Copy all the entries word for word, but omit the pictures.

────────

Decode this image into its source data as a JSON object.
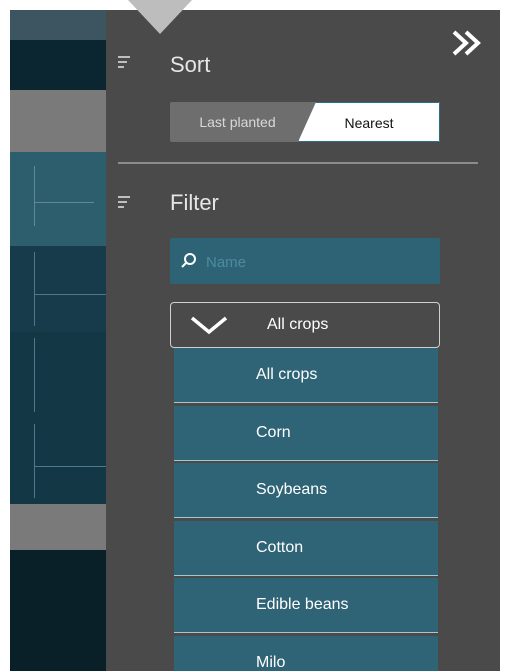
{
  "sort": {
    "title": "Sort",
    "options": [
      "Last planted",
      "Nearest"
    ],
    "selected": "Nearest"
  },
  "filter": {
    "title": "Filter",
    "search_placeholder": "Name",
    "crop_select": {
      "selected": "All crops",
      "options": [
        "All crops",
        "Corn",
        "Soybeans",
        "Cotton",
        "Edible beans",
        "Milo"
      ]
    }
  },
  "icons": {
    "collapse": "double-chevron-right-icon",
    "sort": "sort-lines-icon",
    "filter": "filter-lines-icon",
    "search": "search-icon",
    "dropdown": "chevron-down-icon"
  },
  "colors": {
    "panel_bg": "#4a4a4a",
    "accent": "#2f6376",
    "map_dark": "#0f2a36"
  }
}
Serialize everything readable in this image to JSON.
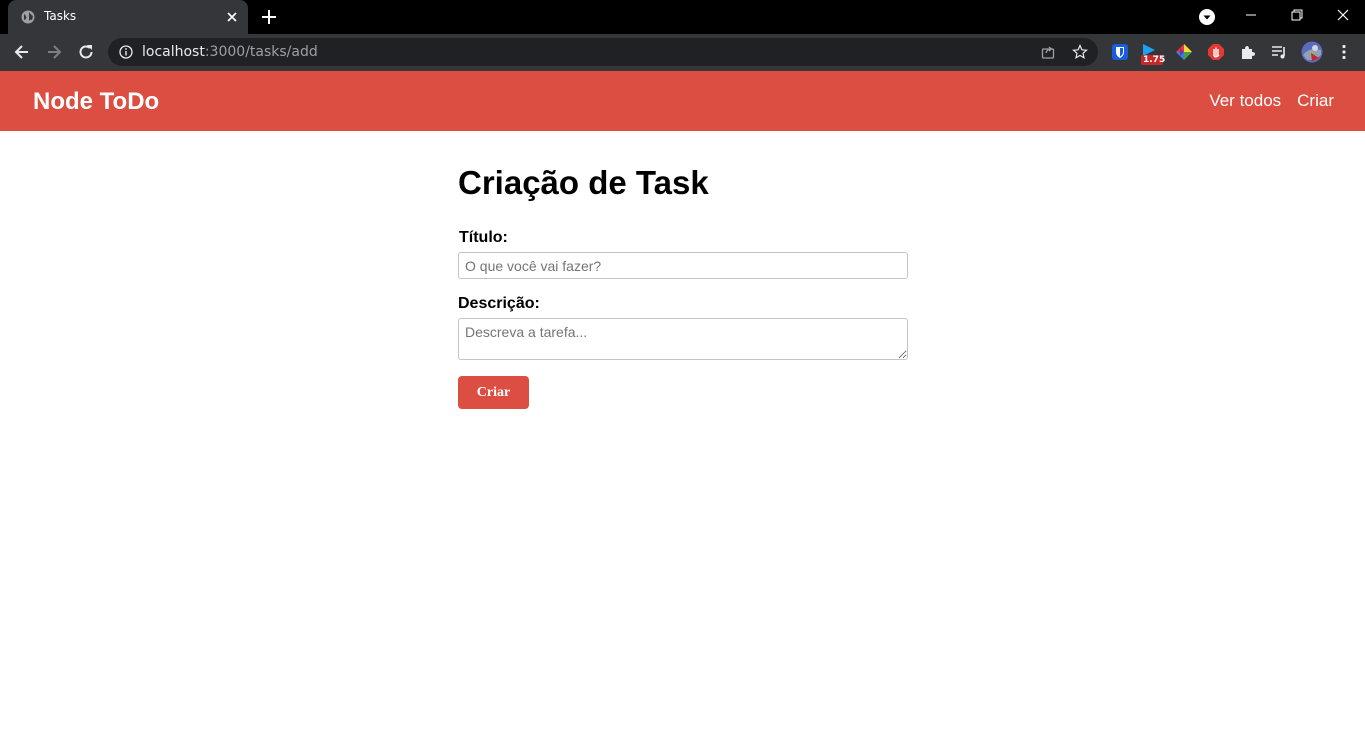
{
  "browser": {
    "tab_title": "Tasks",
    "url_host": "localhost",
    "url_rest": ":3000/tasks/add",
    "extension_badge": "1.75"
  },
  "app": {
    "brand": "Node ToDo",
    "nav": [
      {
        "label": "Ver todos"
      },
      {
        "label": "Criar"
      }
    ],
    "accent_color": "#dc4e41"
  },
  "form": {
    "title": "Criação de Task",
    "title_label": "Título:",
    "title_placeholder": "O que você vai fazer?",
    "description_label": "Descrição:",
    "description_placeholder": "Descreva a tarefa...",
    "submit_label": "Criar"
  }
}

────────

• Response below
Decode this image into its source data as a JSON object.
{
  "sort": {
    "title": "Sort",
    "options": [
      "Last planted",
      "Nearest"
    ],
    "selected": "Nearest"
  },
  "filter": {
    "title": "Filter",
    "search_placeholder": "Name",
    "crop_select": {
      "selected": "All crops",
      "options": [
        "All crops",
        "Corn",
        "Soybeans",
        "Cotton",
        "Edible beans",
        "Milo"
      ]
    }
  },
  "icons": {
    "collapse": "double-chevron-right-icon",
    "sort": "sort-lines-icon",
    "filter": "filter-lines-icon",
    "search": "search-icon",
    "dropdown": "chevron-down-icon"
  },
  "colors": {
    "panel_bg": "#4a4a4a",
    "accent": "#2f6376",
    "map_dark": "#0f2a36"
  }
}
Serialize everything readable in this image to JSON.
{
  "browser": {
    "tab_title": "Tasks",
    "url_host": "localhost",
    "url_rest": ":3000/tasks/add",
    "extension_badge": "1.75"
  },
  "app": {
    "brand": "Node ToDo",
    "nav": [
      {
        "label": "Ver todos"
      },
      {
        "label": "Criar"
      }
    ],
    "accent_color": "#dc4e41"
  },
  "form": {
    "title": "Criação de Task",
    "title_label": "Título:",
    "title_placeholder": "O que você vai fazer?",
    "description_label": "Descrição:",
    "description_placeholder": "Descreva a tarefa...",
    "submit_label": "Criar"
  }
}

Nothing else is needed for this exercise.